:: Aim of the exercise ::
Rewrite everything from the row containing "- message-text: kolay: [135, 64, 196, 94]" down to the row containing "146, 556, 246]", swapping "message-text" for "chat-text" and leaving all else untouched. Give only those rows.
** Start of Provided entries **
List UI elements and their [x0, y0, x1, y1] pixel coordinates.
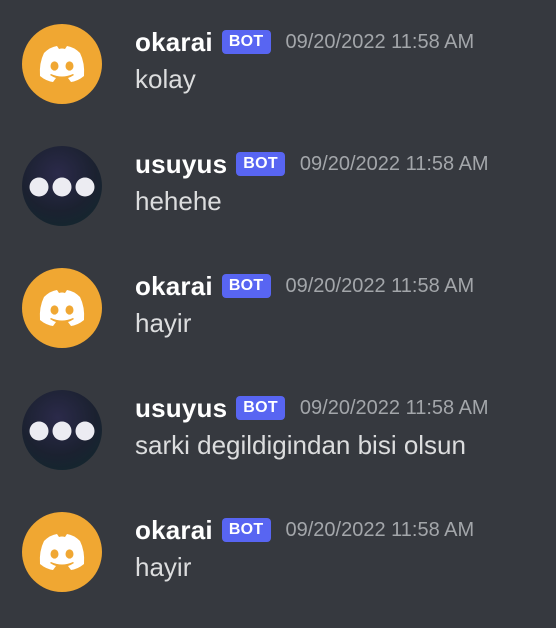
- message-text: kolay: [135, 64, 196, 94]
- username[interactable]: okarai: [135, 515, 213, 546]
- message-text: hayir: [135, 308, 192, 338]
- discord-logo-icon: [39, 290, 85, 326]
- message-item: usuyus BOT 09/20/2022 11:58 AM hehehe: [0, 146, 556, 246]
- message-item: okarai BOT 09/20/2022 11:58 AM hayir: [0, 268, 556, 368]
- chat-message-list: okarai BOT 09/20/2022 11:58 AM kolay usu…: [0, 0, 556, 628]
- avatar[interactable]: [22, 268, 102, 348]
- message-item: okarai BOT 09/20/2022 11:58 AM hayir: [0, 512, 556, 612]
- timestamp: 09/20/2022 11:58 AM: [285, 274, 475, 297]
- timestamp: 09/20/2022 11:58 AM: [299, 152, 489, 175]
- avatar[interactable]: [22, 512, 102, 592]
- timestamp: 09/20/2022 11:58 AM: [285, 30, 475, 53]
- three-dots-icon: [29, 421, 95, 441]
- avatar[interactable]: [22, 146, 102, 226]
- avatar[interactable]: [22, 24, 102, 104]
- bot-tag: BOT: [221, 274, 271, 298]
- timestamp: 09/20/2022 11:58 AM: [285, 518, 475, 541]
- message-header: okarai BOT 09/20/2022 11:58 AM: [135, 270, 474, 302]
- timestamp: 09/20/2022 11:58 AM: [299, 396, 489, 419]
- three-dots-icon: [29, 177, 95, 197]
- message-header: okarai BOT 09/20/2022 11:58 AM: [135, 514, 474, 546]
- bot-tag: BOT: [236, 396, 285, 420]
- username[interactable]: okarai: [135, 271, 213, 302]
- username[interactable]: okarai: [135, 27, 213, 58]
- bot-tag: BOT: [221, 518, 271, 542]
- message-text: sarki degildigindan bisi olsun: [135, 430, 466, 460]
- message-text: hayir: [135, 552, 192, 582]
- username[interactable]: usuyus: [135, 393, 227, 424]
- discord-logo-icon: [39, 46, 85, 82]
- message-text: hehehe: [135, 186, 222, 216]
- username[interactable]: usuyus: [135, 149, 227, 180]
- bot-tag: BOT: [221, 30, 271, 54]
- message-item: usuyus BOT 09/20/2022 11:58 AM sarki deg…: [0, 390, 556, 490]
- message-header: okarai BOT 09/20/2022 11:58 AM: [135, 26, 474, 58]
- discord-logo-icon: [39, 534, 85, 570]
- avatar[interactable]: [22, 390, 102, 470]
- message-header: usuyus BOT 09/20/2022 11:58 AM: [135, 148, 489, 180]
- bot-tag: BOT: [236, 152, 285, 176]
- message-item: okarai BOT 09/20/2022 11:58 AM kolay: [0, 24, 556, 124]
- message-header: usuyus BOT 09/20/2022 11:58 AM: [135, 392, 489, 424]
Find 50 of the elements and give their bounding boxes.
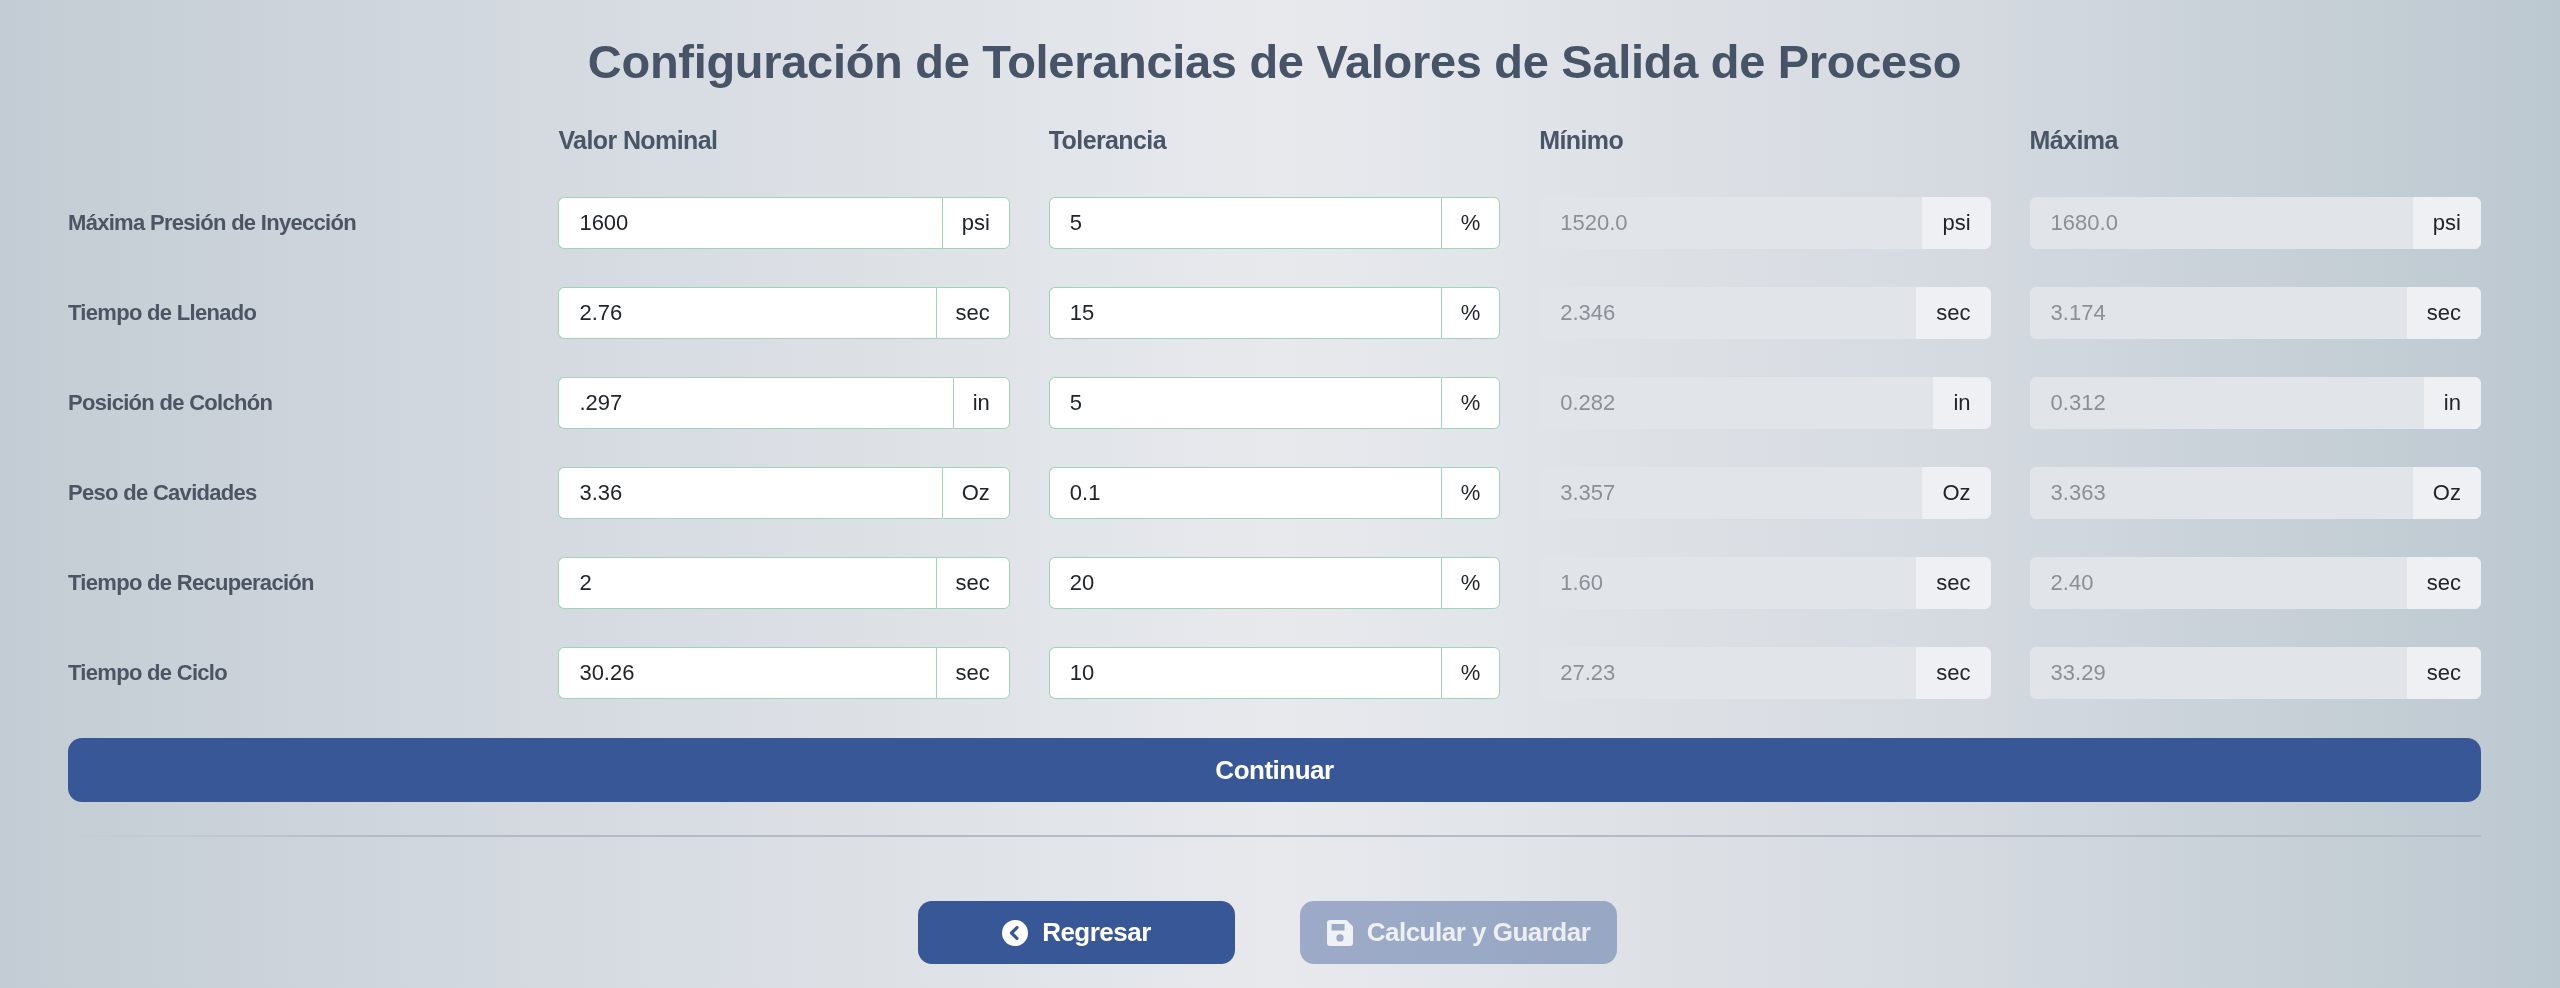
** End of Provided entries **
:: Exercise result ::
- chat-text: kolay: [135, 64, 196, 94]
- username[interactable]: okarai: [135, 515, 213, 546]
- chat-text: hayir: [135, 308, 192, 338]
- discord-logo-icon: [39, 290, 85, 326]
- message-item: usuyus BOT 09/20/2022 11:58 AM hehehe: [0, 146, 556, 246]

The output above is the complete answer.